• _EXERCISE PROMPT_: Select the lines below containing the word "thải".

[Stored data]
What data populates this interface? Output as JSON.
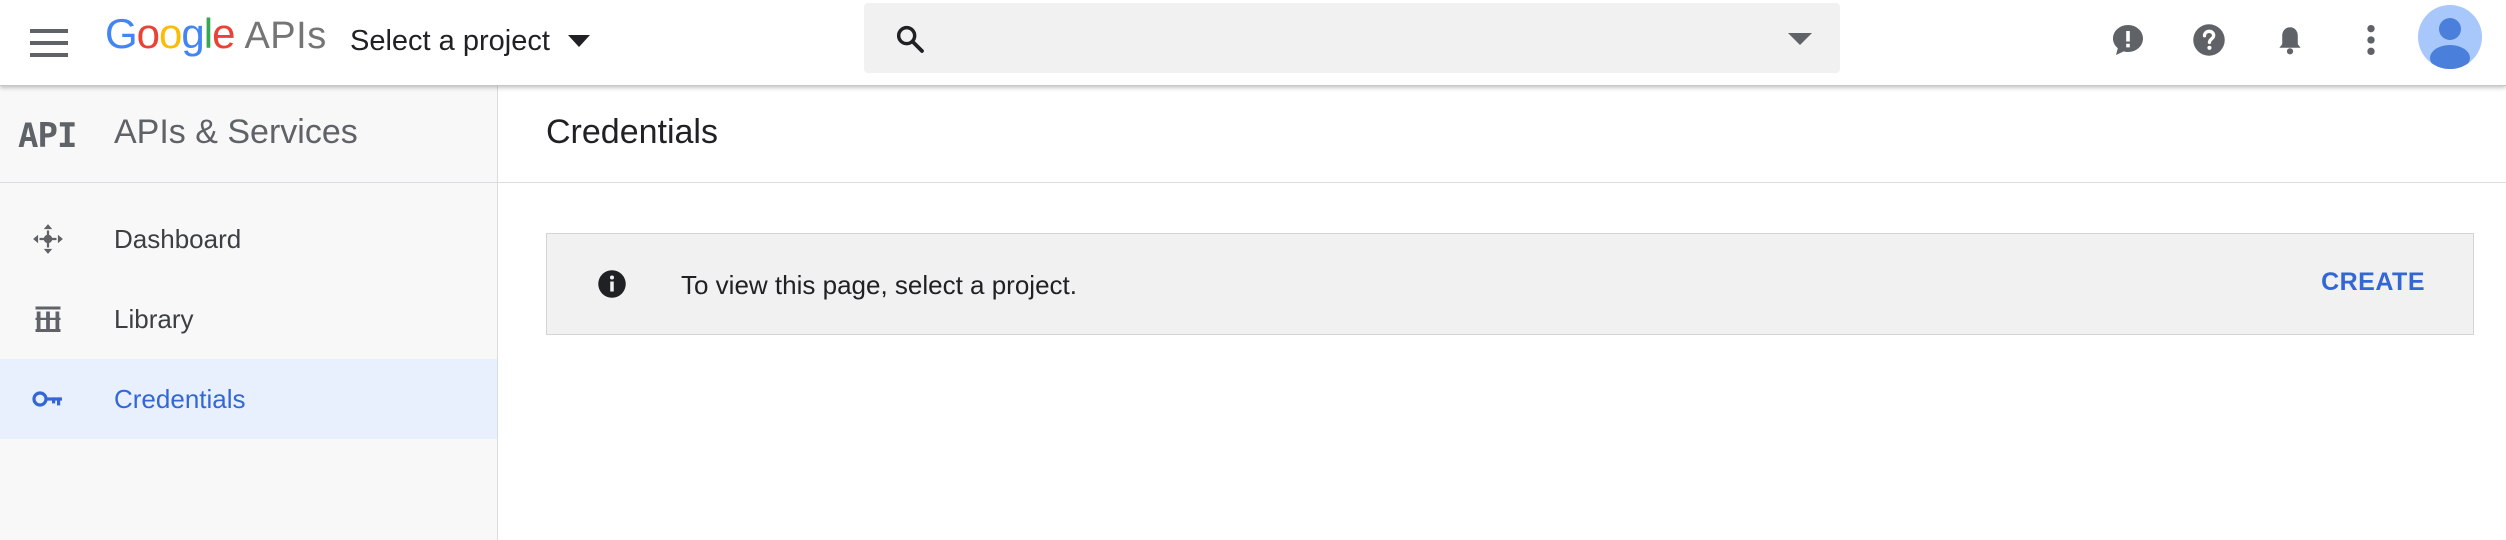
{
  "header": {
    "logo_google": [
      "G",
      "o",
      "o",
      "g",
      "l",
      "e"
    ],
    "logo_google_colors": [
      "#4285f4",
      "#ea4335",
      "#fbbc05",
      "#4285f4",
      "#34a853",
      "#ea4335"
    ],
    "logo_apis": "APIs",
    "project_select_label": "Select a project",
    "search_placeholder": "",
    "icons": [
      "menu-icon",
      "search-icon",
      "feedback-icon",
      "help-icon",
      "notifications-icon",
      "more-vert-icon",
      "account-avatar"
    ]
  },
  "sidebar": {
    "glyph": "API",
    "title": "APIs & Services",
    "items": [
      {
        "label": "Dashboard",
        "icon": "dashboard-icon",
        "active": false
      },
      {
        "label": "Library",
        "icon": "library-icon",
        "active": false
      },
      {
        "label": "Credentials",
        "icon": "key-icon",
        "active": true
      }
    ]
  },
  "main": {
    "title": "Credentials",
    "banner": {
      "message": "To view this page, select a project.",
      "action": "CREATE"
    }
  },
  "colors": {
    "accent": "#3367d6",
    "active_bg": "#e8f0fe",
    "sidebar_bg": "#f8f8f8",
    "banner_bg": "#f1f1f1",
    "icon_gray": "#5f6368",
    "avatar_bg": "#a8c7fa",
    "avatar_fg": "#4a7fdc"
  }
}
==
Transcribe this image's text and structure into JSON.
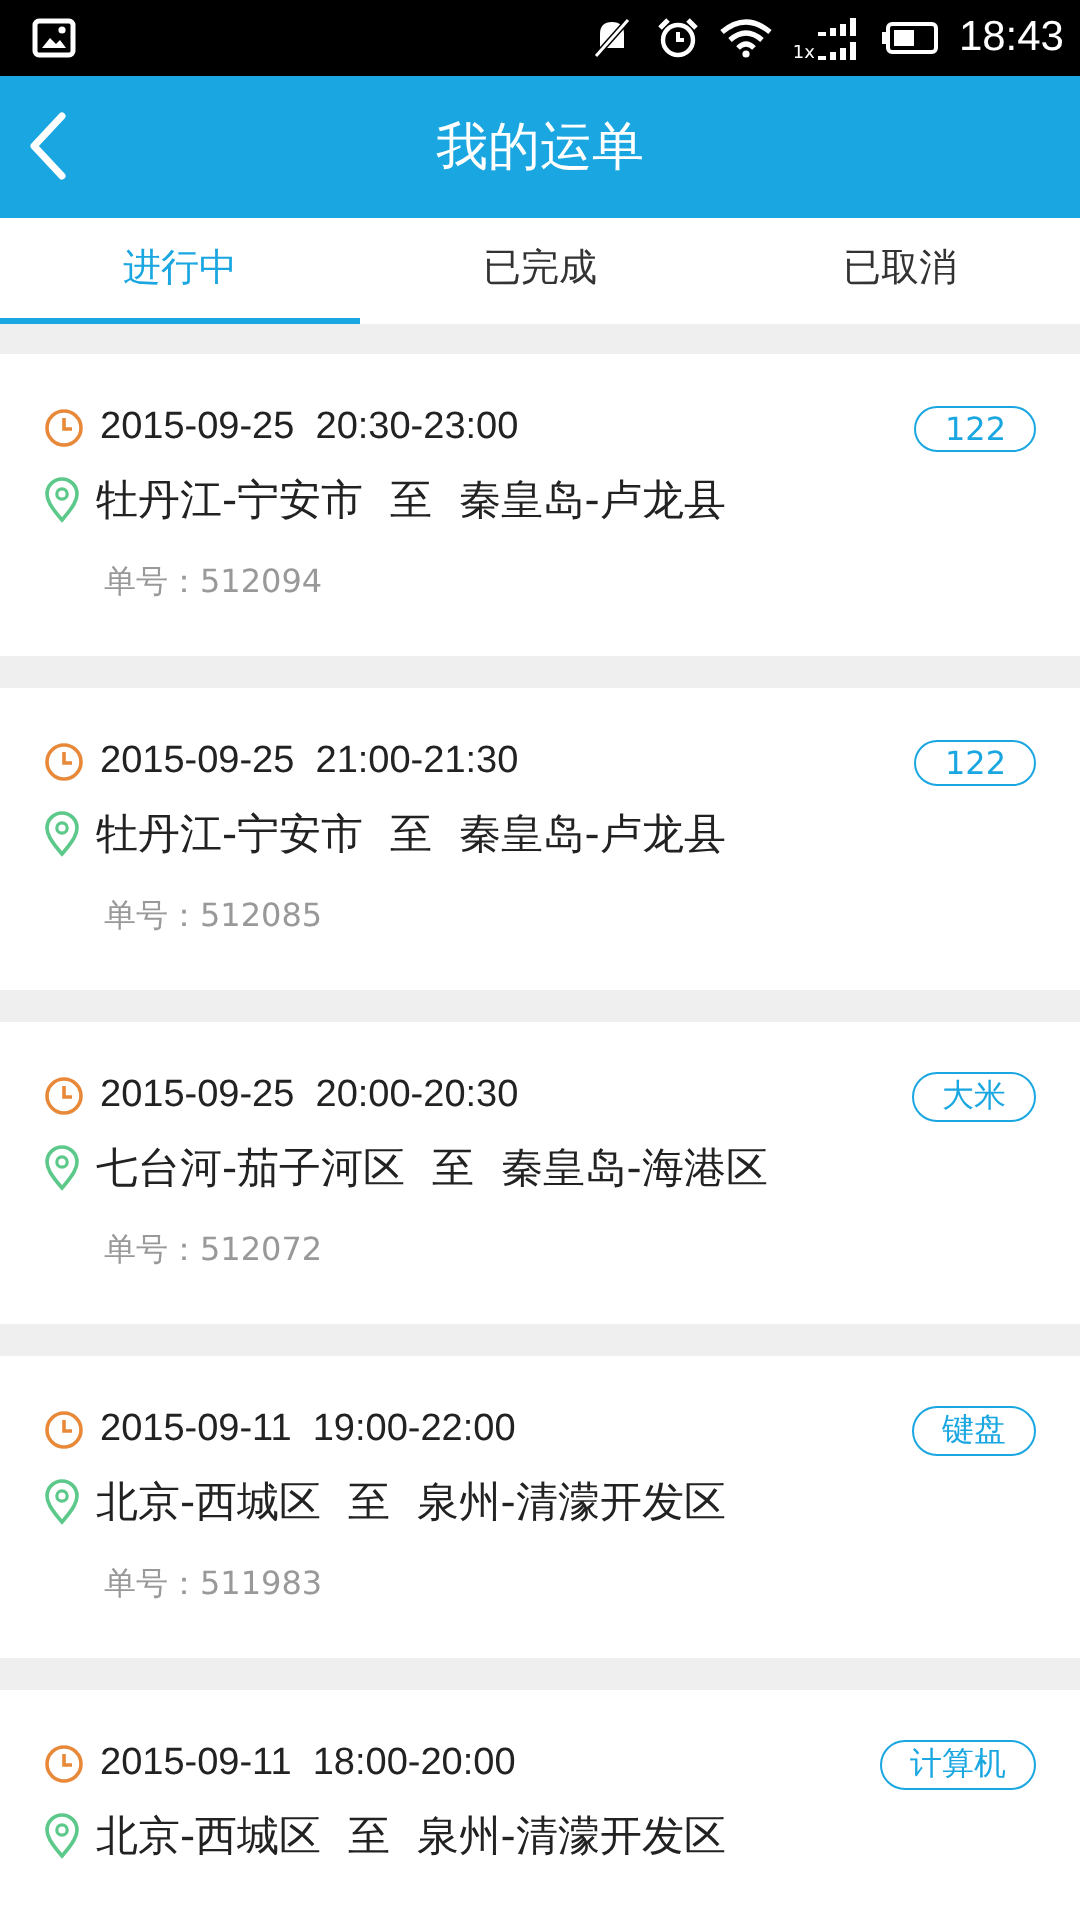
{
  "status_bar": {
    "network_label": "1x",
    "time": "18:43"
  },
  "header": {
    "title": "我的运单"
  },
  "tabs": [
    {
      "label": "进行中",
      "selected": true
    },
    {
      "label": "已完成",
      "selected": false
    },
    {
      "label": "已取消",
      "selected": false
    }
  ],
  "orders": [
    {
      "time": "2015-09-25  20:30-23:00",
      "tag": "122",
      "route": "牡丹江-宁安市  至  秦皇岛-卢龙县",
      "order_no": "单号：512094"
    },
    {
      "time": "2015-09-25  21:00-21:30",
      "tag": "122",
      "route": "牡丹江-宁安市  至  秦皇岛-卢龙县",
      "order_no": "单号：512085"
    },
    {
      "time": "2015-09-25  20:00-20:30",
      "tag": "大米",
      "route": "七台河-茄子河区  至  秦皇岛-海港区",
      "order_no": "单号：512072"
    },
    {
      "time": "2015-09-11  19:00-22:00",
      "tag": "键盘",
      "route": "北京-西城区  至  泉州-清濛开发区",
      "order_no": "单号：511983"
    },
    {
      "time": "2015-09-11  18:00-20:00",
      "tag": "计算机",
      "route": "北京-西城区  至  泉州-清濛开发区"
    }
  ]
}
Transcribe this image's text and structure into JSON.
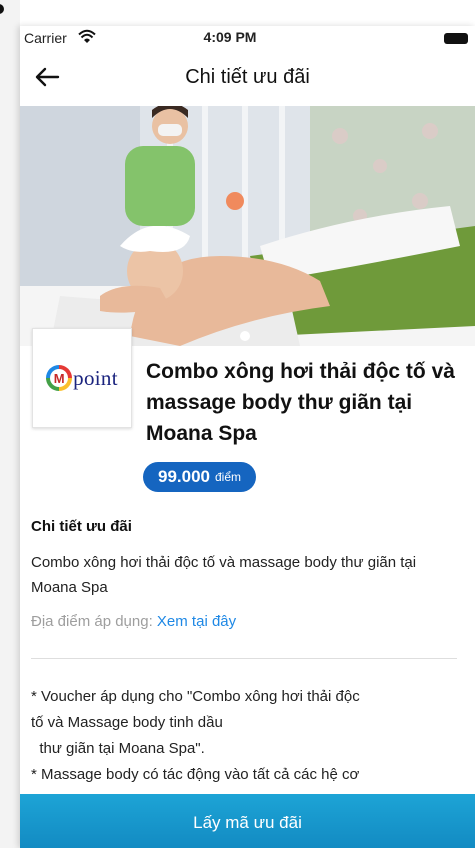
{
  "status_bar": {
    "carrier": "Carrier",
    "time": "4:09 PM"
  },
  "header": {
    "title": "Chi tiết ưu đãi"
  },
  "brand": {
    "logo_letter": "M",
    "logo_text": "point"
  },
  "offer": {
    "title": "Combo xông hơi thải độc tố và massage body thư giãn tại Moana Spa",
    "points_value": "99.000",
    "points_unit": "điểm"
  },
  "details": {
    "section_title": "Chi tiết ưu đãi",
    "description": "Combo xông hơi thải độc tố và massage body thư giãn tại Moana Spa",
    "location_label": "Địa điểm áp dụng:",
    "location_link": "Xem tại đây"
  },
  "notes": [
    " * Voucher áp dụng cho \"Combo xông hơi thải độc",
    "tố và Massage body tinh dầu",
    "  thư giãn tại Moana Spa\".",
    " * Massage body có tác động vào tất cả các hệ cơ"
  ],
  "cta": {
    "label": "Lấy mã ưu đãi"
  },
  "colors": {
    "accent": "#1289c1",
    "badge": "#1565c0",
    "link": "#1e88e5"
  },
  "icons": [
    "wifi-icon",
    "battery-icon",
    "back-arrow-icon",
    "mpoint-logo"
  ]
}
--
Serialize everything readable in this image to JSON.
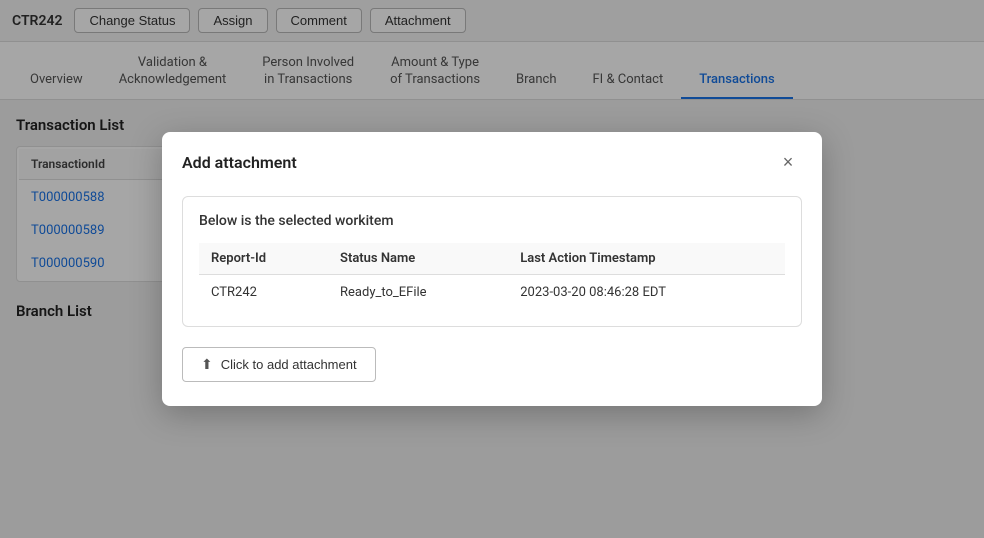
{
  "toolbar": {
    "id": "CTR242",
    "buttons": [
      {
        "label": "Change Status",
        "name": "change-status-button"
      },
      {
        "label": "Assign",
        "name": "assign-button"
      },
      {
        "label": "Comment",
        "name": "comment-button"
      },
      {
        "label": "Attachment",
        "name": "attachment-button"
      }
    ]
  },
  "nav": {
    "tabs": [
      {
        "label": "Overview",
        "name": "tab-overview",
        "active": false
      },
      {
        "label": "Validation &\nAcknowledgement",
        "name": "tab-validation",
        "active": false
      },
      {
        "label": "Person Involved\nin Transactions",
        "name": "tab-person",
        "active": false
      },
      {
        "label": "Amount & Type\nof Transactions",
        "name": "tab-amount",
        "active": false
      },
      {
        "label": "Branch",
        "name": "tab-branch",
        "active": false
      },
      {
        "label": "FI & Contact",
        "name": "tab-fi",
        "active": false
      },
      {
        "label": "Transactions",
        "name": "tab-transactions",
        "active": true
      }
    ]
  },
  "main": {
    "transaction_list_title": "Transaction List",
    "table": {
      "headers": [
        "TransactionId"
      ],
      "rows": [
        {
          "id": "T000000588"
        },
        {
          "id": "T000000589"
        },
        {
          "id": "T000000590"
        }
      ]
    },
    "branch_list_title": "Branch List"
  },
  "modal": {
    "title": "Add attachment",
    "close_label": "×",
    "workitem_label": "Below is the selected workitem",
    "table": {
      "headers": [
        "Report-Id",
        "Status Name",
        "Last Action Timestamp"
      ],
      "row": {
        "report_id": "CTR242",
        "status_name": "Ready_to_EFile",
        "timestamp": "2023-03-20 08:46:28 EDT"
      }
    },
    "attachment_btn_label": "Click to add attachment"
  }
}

• _SOLUTION FOR THIS TASK_:
    "title": "Combo xông hơi thải độc tố và massage body thư giãn tại Moana Spa",
    "description": "Combo xông hơi thải độc tố và massage body thư giãn tại Moana Spa",
    " * Voucher áp dụng cho \"Combo xông hơi thải độc",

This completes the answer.